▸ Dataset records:
◇ ◇ ◇
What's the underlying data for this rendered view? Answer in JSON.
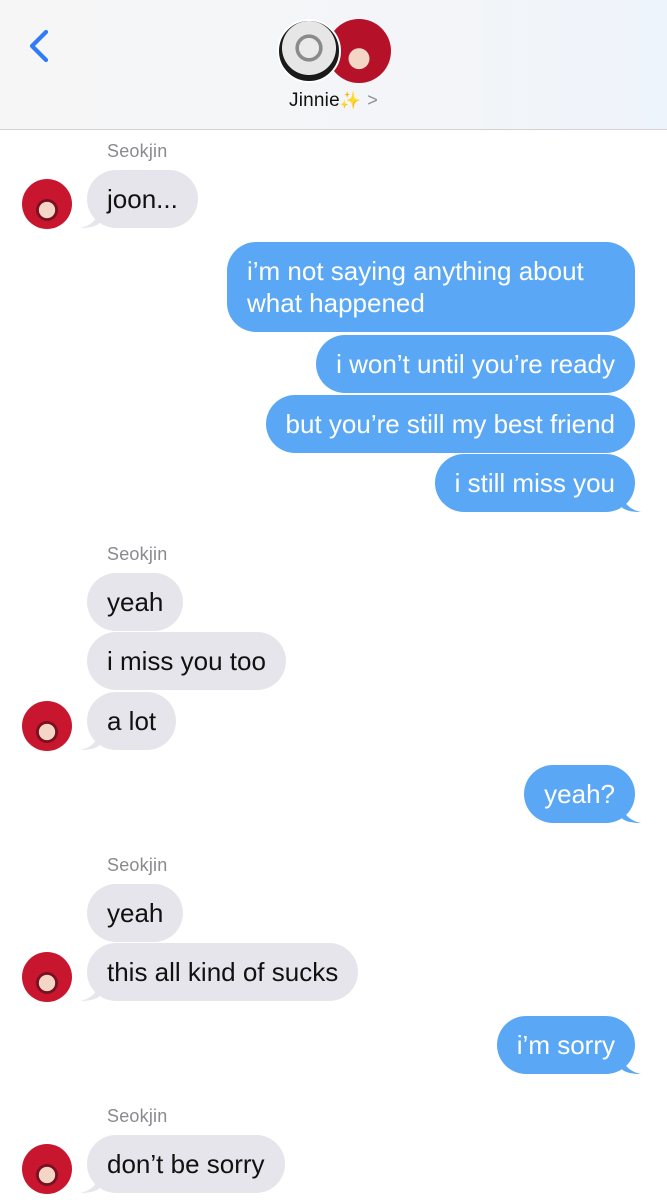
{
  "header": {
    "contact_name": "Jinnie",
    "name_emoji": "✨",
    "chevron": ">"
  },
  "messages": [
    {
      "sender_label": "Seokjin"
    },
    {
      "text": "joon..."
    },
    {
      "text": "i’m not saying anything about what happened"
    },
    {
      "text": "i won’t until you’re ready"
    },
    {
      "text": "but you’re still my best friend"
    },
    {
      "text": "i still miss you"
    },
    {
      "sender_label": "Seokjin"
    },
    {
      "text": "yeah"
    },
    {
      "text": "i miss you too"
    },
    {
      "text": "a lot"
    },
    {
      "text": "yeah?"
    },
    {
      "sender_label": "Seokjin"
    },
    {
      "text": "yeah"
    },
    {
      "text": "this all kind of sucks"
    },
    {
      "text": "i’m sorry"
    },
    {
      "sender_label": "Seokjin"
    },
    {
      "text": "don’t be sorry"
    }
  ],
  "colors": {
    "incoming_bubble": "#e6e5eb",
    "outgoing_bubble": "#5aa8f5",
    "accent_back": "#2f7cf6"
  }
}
◇ ◇ ◇
▸ Job:
Search the data above for the word "this", then gather each line in which it appears.

▸ Output of the exercise:
What's the underlying data for this rendered view? Answer in JSON.
      "text": "this all kind of sucks"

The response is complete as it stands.